◆ Task instructions ◆
Transcribe the material in full, exactly as written.
+++ Supplied entries +++
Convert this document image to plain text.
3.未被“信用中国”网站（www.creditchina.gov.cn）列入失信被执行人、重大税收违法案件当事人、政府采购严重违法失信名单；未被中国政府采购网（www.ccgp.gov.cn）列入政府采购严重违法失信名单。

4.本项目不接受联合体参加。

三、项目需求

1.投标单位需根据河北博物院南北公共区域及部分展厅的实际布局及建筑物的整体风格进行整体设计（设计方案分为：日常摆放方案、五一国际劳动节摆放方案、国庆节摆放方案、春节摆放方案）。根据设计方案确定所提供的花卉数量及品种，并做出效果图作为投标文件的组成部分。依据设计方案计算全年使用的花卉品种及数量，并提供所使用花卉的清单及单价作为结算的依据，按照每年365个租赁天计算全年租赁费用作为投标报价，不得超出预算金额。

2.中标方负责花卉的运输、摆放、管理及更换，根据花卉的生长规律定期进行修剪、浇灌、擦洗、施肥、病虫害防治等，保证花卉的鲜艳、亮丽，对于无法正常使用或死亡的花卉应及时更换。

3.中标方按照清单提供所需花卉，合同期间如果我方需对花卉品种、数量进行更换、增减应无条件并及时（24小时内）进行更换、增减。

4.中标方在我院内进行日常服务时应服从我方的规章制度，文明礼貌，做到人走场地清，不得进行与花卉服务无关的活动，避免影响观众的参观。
+++
◆ Exercise answer ◆
Convert this document image to plain text.
3.未被“信用中国”网站（www.creditchina.gov.cn）列入失信被执行人、重大税收违法案件当事人、政府采购严重违法失信名单；未被中国政府采购网（www.ccgp.gov.cn）列入政府采购严重违法失信名单。

4.本项目不接受联合体参加。

三、项目需求

1.投标单位需根据河北博物院南北公共区域及部分展厅的实际布局及建筑物的整体风格进行整体设计（设计方案分为：日常摆放方案、五一国际劳动节摆放方案、国庆节摆放方案、春节摆放方案）。根据设计方案确定所提供的花卉数量及品种，并做出效果图作为投标文件的组成部分。依据设计方案计算全年使用的花卉品种及数量，并提供所使用花卉的清单及单价作为结算的依据，按照每年365个租赁天计算全年租赁费用作为投标报价，不得超出预算金额。

2.中标方负责花卉的运输、摆放、管理及更换，根据花卉的生长规律定期进行修剪、浇灌、擦洗、施肥、病虫害防治等，保证花卉的鲜艳、亮丽，对于无法正常使用或死亡的花卉应及时更换。

3.中标方按照清单提供所需花卉，合同期间如果我方需对花卉品种、数量进行更换、增减应无条件并及时（24小时内）进行更换、增减。

4.中标方在我院内进行日常服务时应服从我方的规章制度，文明礼貌，做到人走场地清，不得进行与花卉服务无关的活动，避免影响观众的参观。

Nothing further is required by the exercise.